Please quote the material exactly, every line of it.

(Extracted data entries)
<<<<

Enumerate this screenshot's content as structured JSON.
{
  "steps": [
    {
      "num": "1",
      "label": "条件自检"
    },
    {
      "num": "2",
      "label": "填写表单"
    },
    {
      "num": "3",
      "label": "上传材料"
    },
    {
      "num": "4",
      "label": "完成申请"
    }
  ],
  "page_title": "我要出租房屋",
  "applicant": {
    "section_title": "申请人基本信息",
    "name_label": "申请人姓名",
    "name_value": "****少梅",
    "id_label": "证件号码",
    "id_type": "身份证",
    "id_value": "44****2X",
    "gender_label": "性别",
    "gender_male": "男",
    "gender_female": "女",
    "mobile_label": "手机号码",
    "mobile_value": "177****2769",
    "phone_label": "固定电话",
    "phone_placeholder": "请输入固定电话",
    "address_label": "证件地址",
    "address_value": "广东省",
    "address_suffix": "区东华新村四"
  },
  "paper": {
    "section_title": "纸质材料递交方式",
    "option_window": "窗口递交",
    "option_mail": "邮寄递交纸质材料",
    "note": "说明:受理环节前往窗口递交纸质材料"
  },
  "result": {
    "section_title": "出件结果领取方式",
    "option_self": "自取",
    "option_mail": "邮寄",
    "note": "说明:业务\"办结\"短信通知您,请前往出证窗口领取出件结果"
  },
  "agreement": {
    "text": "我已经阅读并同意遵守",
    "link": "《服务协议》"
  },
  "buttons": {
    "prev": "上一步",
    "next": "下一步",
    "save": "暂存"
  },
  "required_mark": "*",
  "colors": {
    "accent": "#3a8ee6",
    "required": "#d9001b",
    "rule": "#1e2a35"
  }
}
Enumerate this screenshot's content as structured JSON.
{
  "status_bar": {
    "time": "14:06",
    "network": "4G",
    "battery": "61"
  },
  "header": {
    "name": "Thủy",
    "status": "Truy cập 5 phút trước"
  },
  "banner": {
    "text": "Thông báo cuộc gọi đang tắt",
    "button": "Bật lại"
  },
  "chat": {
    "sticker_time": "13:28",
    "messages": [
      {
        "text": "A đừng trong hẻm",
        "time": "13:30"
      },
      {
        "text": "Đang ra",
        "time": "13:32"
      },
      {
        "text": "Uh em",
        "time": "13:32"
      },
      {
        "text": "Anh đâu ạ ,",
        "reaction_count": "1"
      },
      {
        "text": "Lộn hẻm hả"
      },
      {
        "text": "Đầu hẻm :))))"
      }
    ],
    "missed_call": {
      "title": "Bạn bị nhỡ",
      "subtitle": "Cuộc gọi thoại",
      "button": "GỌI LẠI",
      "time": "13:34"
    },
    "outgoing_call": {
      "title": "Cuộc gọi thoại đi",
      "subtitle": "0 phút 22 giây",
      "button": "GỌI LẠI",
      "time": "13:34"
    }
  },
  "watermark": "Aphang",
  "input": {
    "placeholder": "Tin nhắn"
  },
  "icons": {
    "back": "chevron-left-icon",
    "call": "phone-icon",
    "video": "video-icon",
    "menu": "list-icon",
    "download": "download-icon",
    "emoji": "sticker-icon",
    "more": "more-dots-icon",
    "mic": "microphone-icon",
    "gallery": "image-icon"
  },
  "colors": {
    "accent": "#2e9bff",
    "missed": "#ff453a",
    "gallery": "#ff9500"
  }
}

>>>>

Finished answer:
Enumerate this screenshot's content as structured JSON.
{
  "steps": [
    {
      "num": "1",
      "label": "条件自检"
    },
    {
      "num": "2",
      "label": "填写表单"
    },
    {
      "num": "3",
      "label": "上传材料"
    },
    {
      "num": "4",
      "label": "完成申请"
    }
  ],
  "page_title": "我要出租房屋",
  "applicant": {
    "section_title": "申请人基本信息",
    "name_label": "申请人姓名",
    "name_value": "****少梅",
    "id_label": "证件号码",
    "id_type": "身份证",
    "id_value": "44****2X",
    "gender_label": "性别",
    "gender_male": "男",
    "gender_female": "女",
    "mobile_label": "手机号码",
    "mobile_value": "177****2769",
    "phone_label": "固定电话",
    "phone_placeholder": "请输入固定电话",
    "address_label": "证件地址",
    "address_value": "广东省",
    "address_suffix": "区东华新村四"
  },
  "paper": {
    "section_title": "纸质材料递交方式",
    "option_window": "窗口递交",
    "option_mail": "邮寄递交纸质材料",
    "note": "说明:受理环节前往窗口递交纸质材料"
  },
  "result": {
    "section_title": "出件结果领取方式",
    "option_self": "自取",
    "option_mail": "邮寄",
    "note": "说明:业务\"办结\"短信通知您,请前往出证窗口领取出件结果"
  },
  "agreement": {
    "text": "我已经阅读并同意遵守",
    "link": "《服务协议》"
  },
  "buttons": {
    "prev": "上一步",
    "next": "下一步",
    "save": "暂存"
  },
  "required_mark": "*",
  "colors": {
    "accent": "#3a8ee6",
    "required": "#d9001b",
    "rule": "#1e2a35"
  }
}
Enumerate this screenshot's content as structured JSON.
{
  "status_bar": {
    "time": "14:06",
    "network": "4G",
    "battery": "61"
  },
  "header": {
    "name": "Thủy",
    "status": "Truy cập 5 phút trước"
  },
  "banner": {
    "text": "Thông báo cuộc gọi đang tắt",
    "button": "Bật lại"
  },
  "chat": {
    "sticker_time": "13:28",
    "messages": [
      {
        "text": "A đừng trong hẻm",
        "time": "13:30"
      },
      {
        "text": "Đang ra",
        "time": "13:32"
      },
      {
        "text": "Uh em",
        "time": "13:32"
      },
      {
        "text": "Anh đâu ạ ,",
        "reaction_count": "1"
      },
      {
        "text": "Lộn hẻm hả"
      },
      {
        "text": "Đầu hẻm :))))"
      }
    ],
    "missed_call": {
      "title": "Bạn bị nhỡ",
      "subtitle": "Cuộc gọi thoại",
      "button": "GỌI LẠI",
      "time": "13:34"
    },
    "outgoing_call": {
      "title": "Cuộc gọi thoại đi",
      "subtitle": "0 phút 22 giây",
      "button": "GỌI LẠI",
      "time": "13:34"
    }
  },
  "watermark": "Aphang",
  "input": {
    "placeholder": "Tin nhắn"
  },
  "icons": {
    "back": "chevron-left-icon",
    "call": "phone-icon",
    "video": "video-icon",
    "menu": "list-icon",
    "download": "download-icon",
    "emoji": "sticker-icon",
    "more": "more-dots-icon",
    "mic": "microphone-icon",
    "gallery": "image-icon"
  },
  "colors": {
    "accent": "#2e9bff",
    "missed": "#ff453a",
    "gallery": "#ff9500"
  }
}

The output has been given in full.